Copy the records below exactly, omitting any pictures they contain.

Figure record listings
──────────

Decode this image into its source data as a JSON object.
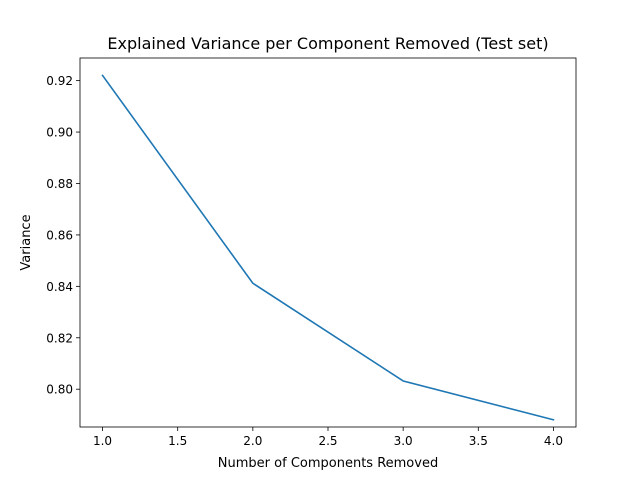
{
  "chart_data": {
    "type": "line",
    "title": "Explained Variance per Component Removed (Test set)",
    "xlabel": "Number of Components Removed",
    "ylabel": "Variance",
    "xlim": [
      0.85,
      4.15
    ],
    "ylim": [
      0.7853,
      0.9288
    ],
    "x_ticks": [
      1.0,
      1.5,
      2.0,
      2.5,
      3.0,
      3.5,
      4.0
    ],
    "x_tick_labels": [
      "1.0",
      "1.5",
      "2.0",
      "2.5",
      "3.0",
      "3.5",
      "4.0"
    ],
    "y_ticks": [
      0.8,
      0.82,
      0.84,
      0.86,
      0.88,
      0.9,
      0.92
    ],
    "y_tick_labels": [
      "0.80",
      "0.82",
      "0.84",
      "0.86",
      "0.88",
      "0.90",
      "0.92"
    ],
    "grid": false,
    "legend": "none",
    "series": [
      {
        "color": "#1f77b4",
        "x": [
          1,
          2,
          3,
          4
        ],
        "y": [
          0.922,
          0.8412,
          0.8032,
          0.7881
        ]
      }
    ]
  }
}
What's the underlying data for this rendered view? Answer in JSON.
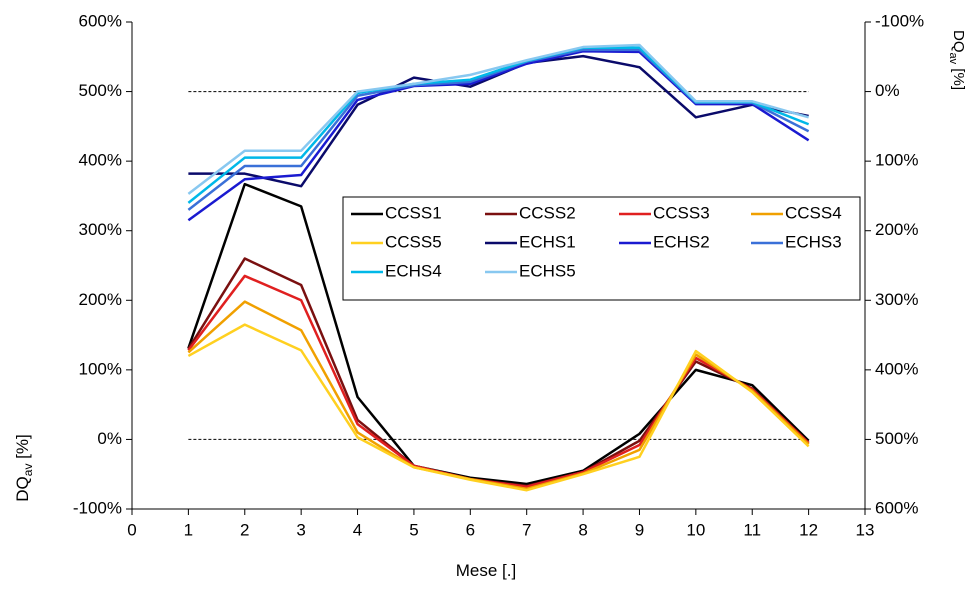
{
  "chart_data": {
    "type": "line",
    "x_label": "Mese [.]",
    "y_label": [
      "DQ",
      "av",
      " [%]"
    ],
    "y2_label": [
      "DQ",
      "av",
      " [%]"
    ],
    "x": [
      1,
      2,
      3,
      4,
      5,
      6,
      7,
      8,
      9,
      10,
      11,
      12
    ],
    "xlim": [
      0,
      13
    ],
    "xticks": [
      0,
      1,
      2,
      3,
      4,
      5,
      6,
      7,
      8,
      9,
      10,
      11,
      12,
      13
    ],
    "ylim": [
      -100,
      600
    ],
    "yticks": [
      {
        "value": -100,
        "label": "-100%"
      },
      {
        "value": 0,
        "label": "0%"
      },
      {
        "value": 100,
        "label": "100%"
      },
      {
        "value": 200,
        "label": "200%"
      },
      {
        "value": 300,
        "label": "300%"
      },
      {
        "value": 400,
        "label": "400%"
      },
      {
        "value": 500,
        "label": "500%"
      },
      {
        "value": 600,
        "label": "600%"
      }
    ],
    "y2lim": [
      600,
      -100
    ],
    "y2ticks": [
      {
        "value": -100,
        "label": "-100%"
      },
      {
        "value": 0,
        "label": "0%"
      },
      {
        "value": 100,
        "label": "100%"
      },
      {
        "value": 200,
        "label": "200%"
      },
      {
        "value": 300,
        "label": "300%"
      },
      {
        "value": 400,
        "label": "400%"
      },
      {
        "value": 500,
        "label": "500%"
      },
      {
        "value": 600,
        "label": "600%"
      }
    ],
    "reference_lines": [
      {
        "value": 0,
        "axis": "y"
      },
      {
        "value": 0,
        "axis": "y2"
      }
    ],
    "legend": "center-right",
    "series": [
      {
        "name": "CCSS1",
        "color": "#000000",
        "values": [
          131,
          367,
          335,
          61,
          -38,
          -55,
          -64,
          -45,
          8,
          100,
          78,
          -2
        ]
      },
      {
        "name": "CCSS2",
        "color": "#7a1010",
        "values": [
          130,
          260,
          222,
          28,
          -38,
          -57,
          -67,
          -47,
          -2,
          112,
          73,
          -5
        ]
      },
      {
        "name": "CCSS3",
        "color": "#e02020",
        "values": [
          128,
          235,
          200,
          22,
          -38,
          -57,
          -68,
          -47,
          -8,
          117,
          72,
          -5
        ]
      },
      {
        "name": "CCSS4",
        "color": "#f0a000",
        "values": [
          125,
          198,
          157,
          10,
          -40,
          -57,
          -71,
          -49,
          -15,
          122,
          70,
          -7
        ]
      },
      {
        "name": "CCSS5",
        "color": "#ffd020",
        "values": [
          120,
          165,
          128,
          3,
          -40,
          -58,
          -73,
          -50,
          -25,
          127,
          68,
          -10
        ]
      },
      {
        "name": "ECHS1",
        "color": "#0a0a6a",
        "axis": "y2",
        "values": [
          118,
          118,
          136,
          19,
          -20,
          -7,
          -41,
          -51,
          -35,
          37,
          19,
          35
        ]
      },
      {
        "name": "ECHS2",
        "color": "#1a1ad0",
        "axis": "y2",
        "values": [
          185,
          126,
          120,
          12,
          -8,
          -11,
          -40,
          -58,
          -57,
          18,
          18,
          70
        ]
      },
      {
        "name": "ECHS3",
        "color": "#3a70d8",
        "axis": "y2",
        "values": [
          170,
          107,
          107,
          6,
          -9,
          -14,
          -43,
          -60,
          -60,
          16,
          16,
          57
        ]
      },
      {
        "name": "ECHS4",
        "color": "#00b8e8",
        "axis": "y2",
        "values": [
          160,
          95,
          95,
          2,
          -11,
          -17,
          -44,
          -63,
          -63,
          15,
          15,
          47
        ]
      },
      {
        "name": "ECHS5",
        "color": "#88c8f0",
        "axis": "y2",
        "values": [
          147,
          85,
          85,
          0,
          -11,
          -24,
          -45,
          -64,
          -67,
          14,
          14,
          37
        ]
      }
    ]
  }
}
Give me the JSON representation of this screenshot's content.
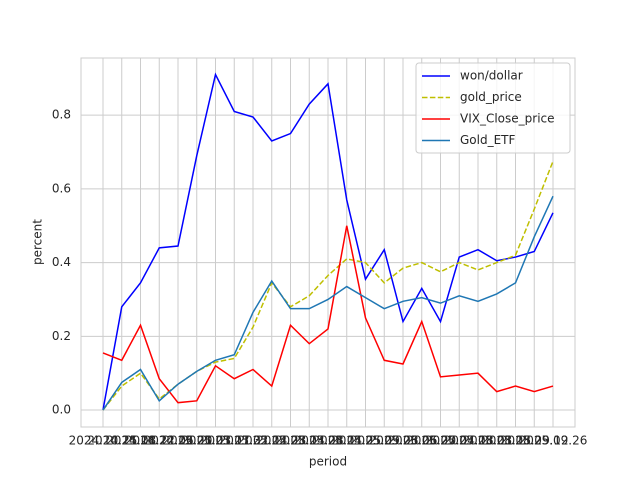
{
  "chart_data": {
    "type": "line",
    "xlabel": "period",
    "ylabel": "percent",
    "categories": [
      "2024.10.25",
      "2024.11.08",
      "2024.11.22",
      "2024.12.06",
      "2024.12.20",
      "2025.01.03",
      "2025.01.17",
      "2025.01.31",
      "2025.02.14",
      "2025.02.28",
      "2025.03.14",
      "2025.03.28",
      "2025.04.11",
      "2025.04.25",
      "2025.05.09",
      "2025.05.23",
      "2025.06.06",
      "2025.06.20",
      "2025.07.04",
      "2025.07.18",
      "2025.08.01",
      "2025.08.15",
      "2025.08.29",
      "2025.09.12",
      "2025.09.26"
    ],
    "series": [
      {
        "name": "won/dollar",
        "color": "#0000ff",
        "dashed": false,
        "values": [
          0,
          0.28,
          0.345,
          0.44,
          0.445,
          0.69,
          0.91,
          0.81,
          0.795,
          0.73,
          0.75,
          0.83,
          0.885,
          0.57,
          0.355,
          0.435,
          0.24,
          0.33,
          0.24,
          0.415,
          0.435,
          0.405,
          0.415,
          0.43,
          0.535
        ]
      },
      {
        "name": "gold_price",
        "color": "#bfbf00",
        "dashed": true,
        "values": [
          0,
          0.065,
          0.1,
          0.03,
          0.07,
          0.105,
          0.13,
          0.14,
          0.225,
          0.345,
          0.28,
          0.31,
          0.365,
          0.41,
          0.4,
          0.345,
          0.385,
          0.4,
          0.375,
          0.4,
          0.38,
          0.4,
          0.42,
          0.545,
          0.675
        ]
      },
      {
        "name": "VIX_Close_price",
        "color": "#ff0000",
        "dashed": false,
        "values": [
          0.155,
          0.135,
          0.23,
          0.085,
          0.02,
          0.025,
          0.12,
          0.085,
          0.11,
          0.065,
          0.23,
          0.18,
          0.22,
          0.5,
          0.25,
          0.135,
          0.125,
          0.24,
          0.09,
          0.095,
          0.1,
          0.05,
          0.065,
          0.05,
          0.065
        ]
      },
      {
        "name": "Gold_ETF",
        "color": "#1f77b4",
        "dashed": false,
        "values": [
          0,
          0.075,
          0.11,
          0.025,
          0.07,
          0.105,
          0.135,
          0.15,
          0.265,
          0.35,
          0.275,
          0.275,
          0.3,
          0.335,
          0.305,
          0.275,
          0.295,
          0.305,
          0.29,
          0.31,
          0.295,
          0.315,
          0.345,
          0.47,
          0.58
        ]
      }
    ],
    "ylim": [
      -0.046,
      0.955
    ],
    "yticks": [
      {
        "value": 0,
        "label": "0.0"
      },
      0.2,
      0.4,
      0.6,
      0.8
    ],
    "grid": true,
    "legend": "upper right"
  }
}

──────────

THE SOLUTION =>
Decode this image into its source data as a JSON object.
{
  "chart_data": {
    "type": "line",
    "title": "Explained Variance per Component Removed (Test set)",
    "xlabel": "Number of Components Removed",
    "ylabel": "Variance",
    "xlim": [
      0.85,
      4.15
    ],
    "ylim": [
      0.7853,
      0.9288
    ],
    "x_ticks": [
      1.0,
      1.5,
      2.0,
      2.5,
      3.0,
      3.5,
      4.0
    ],
    "x_tick_labels": [
      "1.0",
      "1.5",
      "2.0",
      "2.5",
      "3.0",
      "3.5",
      "4.0"
    ],
    "y_ticks": [
      0.8,
      0.82,
      0.84,
      0.86,
      0.88,
      0.9,
      0.92
    ],
    "y_tick_labels": [
      "0.80",
      "0.82",
      "0.84",
      "0.86",
      "0.88",
      "0.90",
      "0.92"
    ],
    "grid": false,
    "legend": "none",
    "series": [
      {
        "color": "#1f77b4",
        "x": [
          1,
          2,
          3,
          4
        ],
        "y": [
          0.922,
          0.8412,
          0.8032,
          0.7881
        ]
      }
    ]
  }
}
What's the underlying data for this rendered view? Answer in JSON.
{
  "chart_data": {
    "type": "line",
    "x_label": "Mese [.]",
    "y_label": [
      "DQ",
      "av",
      " [%]"
    ],
    "y2_label": [
      "DQ",
      "av",
      " [%]"
    ],
    "x": [
      1,
      2,
      3,
      4,
      5,
      6,
      7,
      8,
      9,
      10,
      11,
      12
    ],
    "xlim": [
      0,
      13
    ],
    "xticks": [
      0,
      1,
      2,
      3,
      4,
      5,
      6,
      7,
      8,
      9,
      10,
      11,
      12,
      13
    ],
    "ylim": [
      -100,
      600
    ],
    "yticks": [
      {
        "value": -100,
        "label": "-100%"
      },
      {
        "value": 0,
        "label": "0%"
      },
      {
        "value": 100,
        "label": "100%"
      },
      {
        "value": 200,
        "label": "200%"
      },
      {
        "value": 300,
        "label": "300%"
      },
      {
        "value": 400,
        "label": "400%"
      },
      {
        "value": 500,
        "label": "500%"
      },
      {
        "value": 600,
        "label": "600%"
      }
    ],
    "y2lim": [
      600,
      -100
    ],
    "y2ticks": [
      {
        "value": -100,
        "label": "-100%"
      },
      {
        "value": 0,
        "label": "0%"
      },
      {
        "value": 100,
        "label": "100%"
      },
      {
        "value": 200,
        "label": "200%"
      },
      {
        "value": 300,
        "label": "300%"
      },
      {
        "value": 400,
        "label": "400%"
      },
      {
        "value": 500,
        "label": "500%"
      },
      {
        "value": 600,
        "label": "600%"
      }
    ],
    "reference_lines": [
      {
        "value": 0,
        "axis": "y"
      },
      {
        "value": 0,
        "axis": "y2"
      }
    ],
    "legend": "center-right",
    "series": [
      {
        "name": "CCSS1",
        "color": "#000000",
        "values": [
          131,
          367,
          335,
          61,
          -38,
          -55,
          -64,
          -45,
          8,
          100,
          78,
          -2
        ]
      },
      {
        "name": "CCSS2",
        "color": "#7a1010",
        "values": [
          130,
          260,
          222,
          28,
          -38,
          -57,
          -67,
          -47,
          -2,
          112,
          73,
          -5
        ]
      },
      {
        "name": "CCSS3",
        "color": "#e02020",
        "values": [
          128,
          235,
          200,
          22,
          -38,
          -57,
          -68,
          -47,
          -8,
          117,
          72,
          -5
        ]
      },
      {
        "name": "CCSS4",
        "color": "#f0a000",
        "values": [
          125,
          198,
          157,
          10,
          -40,
          -57,
          -71,
          -49,
          -15,
          122,
          70,
          -7
        ]
      },
      {
        "name": "CCSS5",
        "color": "#ffd020",
        "values": [
          120,
          165,
          128,
          3,
          -40,
          -58,
          -73,
          -50,
          -25,
          127,
          68,
          -10
        ]
      },
      {
        "name": "ECHS1",
        "color": "#0a0a6a",
        "axis": "y2",
        "values": [
          118,
          118,
          136,
          19,
          -20,
          -7,
          -41,
          -51,
          -35,
          37,
          19,
          35
        ]
      },
      {
        "name": "ECHS2",
        "color": "#1a1ad0",
        "axis": "y2",
        "values": [
          185,
          126,
          120,
          12,
          -8,
          -11,
          -40,
          -58,
          -57,
          18,
          18,
          70
        ]
      },
      {
        "name": "ECHS3",
        "color": "#3a70d8",
        "axis": "y2",
        "values": [
          170,
          107,
          107,
          6,
          -9,
          -14,
          -43,
          -60,
          -60,
          16,
          16,
          57
        ]
      },
      {
        "name": "ECHS4",
        "color": "#00b8e8",
        "axis": "y2",
        "values": [
          160,
          95,
          95,
          2,
          -11,
          -17,
          -44,
          -63,
          -63,
          15,
          15,
          47
        ]
      },
      {
        "name": "ECHS5",
        "color": "#88c8f0",
        "axis": "y2",
        "values": [
          147,
          85,
          85,
          0,
          -11,
          -24,
          -45,
          -64,
          -67,
          14,
          14,
          37
        ]
      }
    ]
  }
}
Give me the JSON representation of this screenshot's content.
{
  "chart_data": {
    "type": "line",
    "xlabel": "period",
    "ylabel": "percent",
    "categories": [
      "2024.10.25",
      "2024.11.08",
      "2024.11.22",
      "2024.12.06",
      "2024.12.20",
      "2025.01.03",
      "2025.01.17",
      "2025.01.31",
      "2025.02.14",
      "2025.02.28",
      "2025.03.14",
      "2025.03.28",
      "2025.04.11",
      "2025.04.25",
      "2025.05.09",
      "2025.05.23",
      "2025.06.06",
      "2025.06.20",
      "2025.07.04",
      "2025.07.18",
      "2025.08.01",
      "2025.08.15",
      "2025.08.29",
      "2025.09.12",
      "2025.09.26"
    ],
    "series": [
      {
        "name": "won/dollar",
        "color": "#0000ff",
        "dashed": false,
        "values": [
          0,
          0.28,
          0.345,
          0.44,
          0.445,
          0.69,
          0.91,
          0.81,
          0.795,
          0.73,
          0.75,
          0.83,
          0.885,
          0.57,
          0.355,
          0.435,
          0.24,
          0.33,
          0.24,
          0.415,
          0.435,
          0.405,
          0.415,
          0.43,
          0.535
        ]
      },
      {
        "name": "gold_price",
        "color": "#bfbf00",
        "dashed": true,
        "values": [
          0,
          0.065,
          0.1,
          0.03,
          0.07,
          0.105,
          0.13,
          0.14,
          0.225,
          0.345,
          0.28,
          0.31,
          0.365,
          0.41,
          0.4,
          0.345,
          0.385,
          0.4,
          0.375,
          0.4,
          0.38,
          0.4,
          0.42,
          0.545,
          0.675
        ]
      },
      {
        "name": "VIX_Close_price",
        "color": "#ff0000",
        "dashed": false,
        "values": [
          0.155,
          0.135,
          0.23,
          0.085,
          0.02,
          0.025,
          0.12,
          0.085,
          0.11,
          0.065,
          0.23,
          0.18,
          0.22,
          0.5,
          0.25,
          0.135,
          0.125,
          0.24,
          0.09,
          0.095,
          0.1,
          0.05,
          0.065,
          0.05,
          0.065
        ]
      },
      {
        "name": "Gold_ETF",
        "color": "#1f77b4",
        "dashed": false,
        "values": [
          0,
          0.075,
          0.11,
          0.025,
          0.07,
          0.105,
          0.135,
          0.15,
          0.265,
          0.35,
          0.275,
          0.275,
          0.3,
          0.335,
          0.305,
          0.275,
          0.295,
          0.305,
          0.29,
          0.31,
          0.295,
          0.315,
          0.345,
          0.47,
          0.58
        ]
      }
    ],
    "ylim": [
      -0.046,
      0.955
    ],
    "yticks": [
      {
        "value": 0,
        "label": "0.0"
      },
      0.2,
      0.4,
      0.6,
      0.8
    ],
    "grid": true,
    "legend": "upper right"
  }
}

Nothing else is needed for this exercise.